▶ **THE INPUT**:
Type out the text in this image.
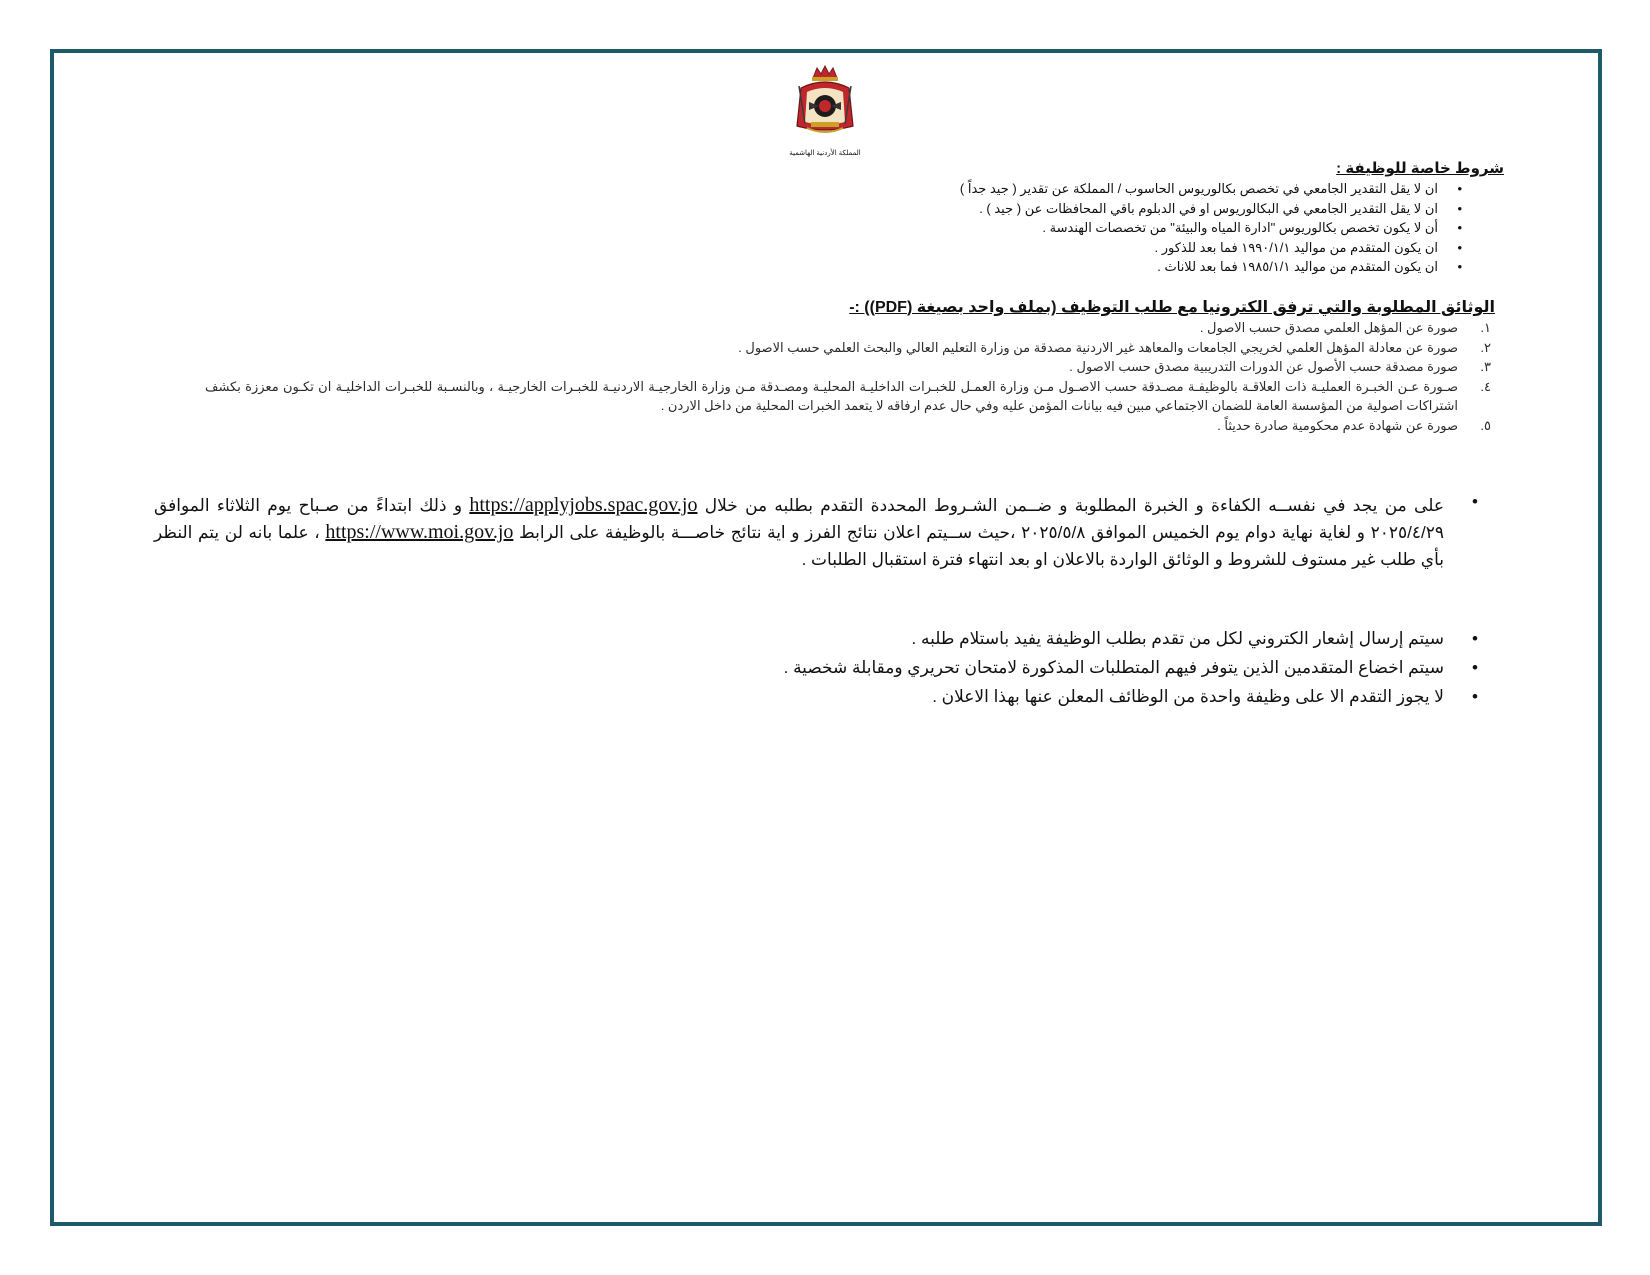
المملكة الأردنية الهاشمية
شروط خاصة للوظيفة :
• ان لا يقل التقدير الجامعي في تخصص بكالوريوس الحاسوب / المملكة عن تقدير ( جيد جداً )
• ان لا يقل التقدير الجامعي في البكالوريوس او في الدبلوم باقي المحافظات عن ( جيد ) .
• أن لا يكون تخصص بكالوريوس "ادارة المياه والبيئة" من تخصصات الهندسة .
• ان يكون المتقدم من مواليد ١٩٩٠/١/١ فما بعد للذكور .
• ان يكون المتقدم من مواليد ١٩٨٥/١/١ فما بعد للاناث .
الوثائق المطلوبة والتي ترفق الكترونيا مع طلب التوظيف (بملف واحد بصيغة (PDF)) :-
١.
صورة عن المؤهل العلمي مصدق حسب الاصول .
٢.
صورة عن معادلة المؤهل العلمي لخريجي الجامعات والمعاهد غير الاردنية مصدقة من وزارة التعليم العالي والبحث العلمي حسب الاصول .
٣.
صورة مصدقة حسب الأصول عن الدورات التدريبية مصدق حسب الاصول .
٤.
صـورة عـن الخبـرة العمليـة ذات العلاقـة بالوظيفـة مصـدقة حسب الاصـول مـن وزارة العمـل للخبـرات الداخليـة المحليـة ومصـدقة مـن وزارة الخارجيـة الاردنيـة للخبـرات الخارجيـة ، وبالنسـبة للخبـرات الداخليـة ان تكـون معززة بكشف اشتراكات اصولية من المؤسسة العامة للضمان الاجتماعي مبين فيه بيانات المؤمن عليه وفي حال عدم ارفاقه لا يتعمد الخبرات المحلية من داخل الاردن .
٥.
صورة عن شهادة عدم محكومية صادرة حديثاً .
•
على من يجد في نفســه الكفاءة و الخبرة المطلوبة و ضــمن الشـروط المحددة التقدم بطلبه من خلال https://applyjobs.spac.gov.jo و ذلك ابتداءً من صـباح يوم الثلاثاء الموافق ٢٠٢٥/٤/٢٩ و لغاية نهاية دوام يوم الخميس الموافق ٢٠٢٥/٥/٨ ،حيث ســيتم اعلان نتائج الفرز و اية نتائج خاصـــة بالوظيفة على الرابط https://www.moi.gov.jo ، علما بانه لن يتم النظر بأي طلب غير مستوف للشروط و الوثائق الواردة بالاعلان او بعد انتهاء فترة استقبال الطلبات .
• سيتم إرسال إشعار الكتروني لكل من تقدم بطلب الوظيفة يفيد باستلام طلبه .
• سيتم اخضاع المتقدمين الذين يتوفر فيهم المتطلبات المذكورة لامتحان تحريري ومقابلة شخصية .
• لا يجوز التقدم الا على وظيفة واحدة من الوظائف المعلن عنها بهذا الاعلان .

▶ **EXERCISE AIM**: Out of the material above, gather each line where "وزارة" appears.

▶ **SOLUTION TO THE EXERCISE**:
صورة عن معادلة المؤهل العلمي لخريجي الجامعات والمعاهد غير الاردنية مصدقة من وزارة التعليم العالي والبحث العلمي حسب الاصول .
صـورة عـن الخبـرة العمليـة ذات العلاقـة بالوظيفـة مصـدقة حسب الاصـول مـن وزارة العمـل للخبـرات الداخليـة المحليـة ومصـدقة مـن وزارة الخارجيـة الاردنيـة للخبـرات الخارجيـة ، وبالنسـبة للخبـرات الداخليـة ان تكـون معززة بكشف اشتراكات اصولية من المؤسسة العامة للضمان الاجتماعي مبين فيه بيانات المؤمن عليه وفي حال عدم ارفاقه لا يتعمد الخبرات المحلية من داخل الاردن .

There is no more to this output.